++++ Texte à lire ++++

Croire & combattre : religion et/ou politique

Coïncidence inattendue sans aucun doute, mais la mort de deux rois encadrent les tumultes de cette période. Celle d’Henri II lors du tournoi des Tournelles le 10 juillet 1559, celle d’Henri IV, cet Hercule gaulois formé dès l’âge de douze ans à la guerre, note Michel de Waele.  Il est poignardé par Ravaillac le 14 mai 1610.
Tout au long de cette cinquantaine d’années, vont surgir, croître et s’approfondir les tensions politiques, religieuses, sociales, traduisant jusqu’à la plus grande violence les oppositions confessionnelles entre catholiques et protestants. Quelles que soient les convictions ou les certitudes des clans, pour reprendre le terme dont le sens et la réalité apparaissent clairement dans la généalogie des grandes familles, on dirait que des prédicateurs enflammés et trop zélés s’emploient à attiser les querelles, balayant ainsi les solutions éventuelles de compromis vouées à permettre une possible coexistence religieuse. Valois, Montmorency, Bourbon, Châtillon-Coligny, Condé, ces noms traversent notre histoire.
De même, certains lieux rattachés à des actes majeurs appartiennent-ils à cette mémoire collective, comme Amboise et la conjuration, Nantes et son édit, Cateau-Cambrésis et son traité ou encore Vervins et sa paix. Manifestées avant tout en France, les différentes croyances se diffusent un peu partout en Europe, à l’échelle même de la chrétienté. À cet égard, la grande carte présentée au début de cet ouvrage magnifique, très bien documenté et illustré, explicite les axes de cette propagation des croyances qui se fait à partir de quelques centres, Genève, Strasbourg, Zurich, Bâle, Wittenberg, Londres pour atteindre notamment les pays nordiques, l’Écosse puis la Hongrie et la Pologne.

Plusieurs confessions religieuses sont en présence. La famille de Guise, qui appartient à la maison de Lorraine, est le chef de file des Catholiques. Un tableau attribué au Greco représente le cardinal Charles de Loraine, caution princière des ligueurs. Les Protestants ont à leur tête les Bourbon. S’ajoutent également les Luthériens, les Réformés, les Anglicans, les Hussites.

++++

◆ **Objectif 1**: D'après le texte sur les conflits entre catholiques et protestants, quelle famille se trouve à la tête des protestants ?
◆ **Objectif 2**: Recopiez fidèlement, dans le texte sur les conflits entre catholiques et protestants, le passage allant de « Croire & combattre » jusqu'à « 14 mai 1610. ».
◆ **Objectif 3**: Poursuivez la rédaction du texte sur les conflits entre catholiques et protestants à partir de sa dernière phrase.

++++ Entrées ++++

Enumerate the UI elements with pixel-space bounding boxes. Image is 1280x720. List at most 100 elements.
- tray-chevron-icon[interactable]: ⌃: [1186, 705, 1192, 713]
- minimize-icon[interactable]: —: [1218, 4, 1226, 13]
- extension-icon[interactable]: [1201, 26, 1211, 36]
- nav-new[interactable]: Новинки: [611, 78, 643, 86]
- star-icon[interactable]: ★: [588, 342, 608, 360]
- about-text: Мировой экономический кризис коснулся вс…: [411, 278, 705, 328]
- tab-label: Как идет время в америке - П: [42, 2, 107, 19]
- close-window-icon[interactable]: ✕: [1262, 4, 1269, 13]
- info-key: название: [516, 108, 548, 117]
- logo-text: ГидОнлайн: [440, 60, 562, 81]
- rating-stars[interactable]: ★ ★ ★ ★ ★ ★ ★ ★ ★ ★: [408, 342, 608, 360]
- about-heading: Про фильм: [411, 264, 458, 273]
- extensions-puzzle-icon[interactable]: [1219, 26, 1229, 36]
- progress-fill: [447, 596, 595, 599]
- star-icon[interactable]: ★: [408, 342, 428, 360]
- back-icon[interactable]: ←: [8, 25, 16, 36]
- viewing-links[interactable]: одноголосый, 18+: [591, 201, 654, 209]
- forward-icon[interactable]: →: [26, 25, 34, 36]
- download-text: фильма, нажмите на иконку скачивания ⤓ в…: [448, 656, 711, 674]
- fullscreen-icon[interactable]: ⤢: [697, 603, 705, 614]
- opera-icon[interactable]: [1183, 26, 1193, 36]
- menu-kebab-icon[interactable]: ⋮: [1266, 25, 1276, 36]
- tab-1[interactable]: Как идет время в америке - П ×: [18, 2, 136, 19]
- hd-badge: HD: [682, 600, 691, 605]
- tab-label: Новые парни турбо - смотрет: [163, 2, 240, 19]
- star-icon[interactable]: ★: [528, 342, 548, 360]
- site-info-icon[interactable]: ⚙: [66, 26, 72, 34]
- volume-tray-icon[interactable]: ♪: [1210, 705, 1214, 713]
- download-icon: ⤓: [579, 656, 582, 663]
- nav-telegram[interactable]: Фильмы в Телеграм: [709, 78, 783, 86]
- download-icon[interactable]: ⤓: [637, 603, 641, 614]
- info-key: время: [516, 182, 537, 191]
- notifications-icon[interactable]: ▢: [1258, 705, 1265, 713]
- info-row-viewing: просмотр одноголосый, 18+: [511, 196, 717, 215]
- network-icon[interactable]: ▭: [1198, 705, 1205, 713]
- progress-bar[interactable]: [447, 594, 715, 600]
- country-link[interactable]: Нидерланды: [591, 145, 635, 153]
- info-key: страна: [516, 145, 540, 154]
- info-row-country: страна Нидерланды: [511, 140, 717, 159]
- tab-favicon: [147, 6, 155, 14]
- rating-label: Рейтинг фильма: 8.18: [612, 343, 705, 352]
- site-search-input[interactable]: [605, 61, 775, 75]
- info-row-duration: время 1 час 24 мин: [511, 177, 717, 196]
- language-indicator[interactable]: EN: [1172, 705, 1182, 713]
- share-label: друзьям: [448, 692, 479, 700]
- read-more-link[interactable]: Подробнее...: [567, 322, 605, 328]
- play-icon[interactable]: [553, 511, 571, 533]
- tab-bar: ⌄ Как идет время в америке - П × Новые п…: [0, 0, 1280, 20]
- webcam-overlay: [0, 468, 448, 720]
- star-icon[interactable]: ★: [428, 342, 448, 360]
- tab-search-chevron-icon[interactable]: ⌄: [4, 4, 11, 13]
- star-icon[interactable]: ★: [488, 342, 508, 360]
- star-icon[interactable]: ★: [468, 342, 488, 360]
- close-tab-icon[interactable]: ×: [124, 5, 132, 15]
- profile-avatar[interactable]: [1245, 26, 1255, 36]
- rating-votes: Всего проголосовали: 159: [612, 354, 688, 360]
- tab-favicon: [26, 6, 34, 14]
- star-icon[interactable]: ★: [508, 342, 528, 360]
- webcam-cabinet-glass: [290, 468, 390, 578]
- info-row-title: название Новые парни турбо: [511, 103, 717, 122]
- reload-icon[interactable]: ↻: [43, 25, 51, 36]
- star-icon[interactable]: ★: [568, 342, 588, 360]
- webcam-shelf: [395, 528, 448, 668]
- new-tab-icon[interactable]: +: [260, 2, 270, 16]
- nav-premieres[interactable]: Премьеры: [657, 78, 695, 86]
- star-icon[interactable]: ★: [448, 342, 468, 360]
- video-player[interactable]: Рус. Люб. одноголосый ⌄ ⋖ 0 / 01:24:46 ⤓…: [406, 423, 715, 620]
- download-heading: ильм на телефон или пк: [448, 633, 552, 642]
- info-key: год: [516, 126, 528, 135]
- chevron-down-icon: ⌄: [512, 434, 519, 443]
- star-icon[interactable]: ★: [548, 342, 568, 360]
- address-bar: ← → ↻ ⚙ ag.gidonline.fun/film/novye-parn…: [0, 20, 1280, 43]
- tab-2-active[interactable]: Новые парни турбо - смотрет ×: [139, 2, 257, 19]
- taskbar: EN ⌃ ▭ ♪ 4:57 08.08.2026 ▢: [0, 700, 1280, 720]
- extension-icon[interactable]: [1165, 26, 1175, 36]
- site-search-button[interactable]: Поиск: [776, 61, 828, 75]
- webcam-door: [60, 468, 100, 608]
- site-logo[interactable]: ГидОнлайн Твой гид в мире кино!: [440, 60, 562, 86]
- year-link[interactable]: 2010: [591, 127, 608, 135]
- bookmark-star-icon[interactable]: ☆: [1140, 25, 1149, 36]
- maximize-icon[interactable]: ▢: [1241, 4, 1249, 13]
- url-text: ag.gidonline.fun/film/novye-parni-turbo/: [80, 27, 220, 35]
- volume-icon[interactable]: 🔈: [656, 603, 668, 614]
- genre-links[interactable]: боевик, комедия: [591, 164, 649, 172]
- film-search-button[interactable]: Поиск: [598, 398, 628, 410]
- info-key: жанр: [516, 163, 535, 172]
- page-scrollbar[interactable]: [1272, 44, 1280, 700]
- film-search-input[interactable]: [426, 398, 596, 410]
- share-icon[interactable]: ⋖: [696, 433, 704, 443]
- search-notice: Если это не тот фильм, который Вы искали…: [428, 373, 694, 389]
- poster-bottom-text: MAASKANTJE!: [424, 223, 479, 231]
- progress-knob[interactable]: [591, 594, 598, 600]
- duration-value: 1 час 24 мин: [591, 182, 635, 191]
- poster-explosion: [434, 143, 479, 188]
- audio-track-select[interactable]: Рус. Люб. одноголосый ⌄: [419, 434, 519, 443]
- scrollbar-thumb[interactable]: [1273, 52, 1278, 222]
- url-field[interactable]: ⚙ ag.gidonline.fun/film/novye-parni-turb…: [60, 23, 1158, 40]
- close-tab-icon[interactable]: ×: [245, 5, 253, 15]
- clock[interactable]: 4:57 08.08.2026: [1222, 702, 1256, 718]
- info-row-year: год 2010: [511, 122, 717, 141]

++++

◆ **Réponse produite 1**: Les Bourbon sont à la tête des protestants.

◆ **Réponse produite 2**:
Croire & combattre : religion et/ou politique

Coïncidence inattendue sans aucun doute, mais la mort de deux rois encadrent les tumultes de cette période. Celle d’Henri II lors du tournoi des Tournelles le 10 juillet 1559, celle d’Henri IV, cet Hercule gaulois formé dès l’âge de douze ans à la guerre, note Michel de Waele.  Il est poignardé par Ravaillac le 14 mai 1610.

◆ **Réponse produite 3**:
Huit guerres au total, parfois très courtes, moins de deux mois pour la deuxième guerre, parfois beaucoup plus longues, près de trois ans pour la huitième, se succèdent et ensanglantent sans relâche le royaume. Les mots de massacres, sièges, soulèvements, désastres, exactions reviennent régulièrement.
Michelet écrira que la Saint-Barthélemy n’est pas une journée, c’est une saison. Le peintre François Dubois a laissé de cette nuit de violence intense un tableau suggestif, ne cachant rien des pires excès qui sont commis, peignant jusqu’aux filets de sang des victimes tâchant partout le sol. Ce terrible et célèbre événement du 23 au 24 août 1572 fut accompagné d’hécatombes similaires en France.

Considéré comme le premier théologien protestant, s’élevant contre le pape Léon X, le moine allemand Martin Luther dont Lucas Cranach l’Ancien et son atelier a laissé un saisissant portrait, à l’orée de l’hiver 1517 vient de rendre public un petit texte hautement subversif. Le conflit avec Rome se radicalise et la confrontation qu’il n’avait pas initialement souhaitée ne cesse de se durcir ainsi que l’écrit Hugues Daussy, un des membres du Conseil scientifique de l’exposition qui s’est ouverte au musée de l’Armée des Invalides. Ces clans vont tour à tour ou concomitamment tenter d’en imposer au pouvoir royal. Cela oblige la Couronne à un périlleux jeu d’équilibre. Cependant, ces guerres s’avèrent capitale dans la construction de l’État monarchique.
En parallèle du déroulement des faits, autre point fort de cette présentation et détaillé avec une constante qualité dans cet ouvrage est le rôle des images comme les gravures et les tableaux, celui des objets, qu’ils soient religieux comme cette monstrance eucharistique en cuivre doré et argent gravé du XVe siècle ou profanes (verre à pied à la façon de Venise et ses élégants hallebardiers), celui des pièces militaires avec entre autres les mousquets, une arme lourde pour l’époque, qui avait un long canon et un fort calibre, ce qui le rendait redoutable contre les armures.
Pour ces dernières, on admire les extraordinaires décorations faites de nombreux motifs, tels rinceaux, chevrons, mandorles, fleurs par exemple.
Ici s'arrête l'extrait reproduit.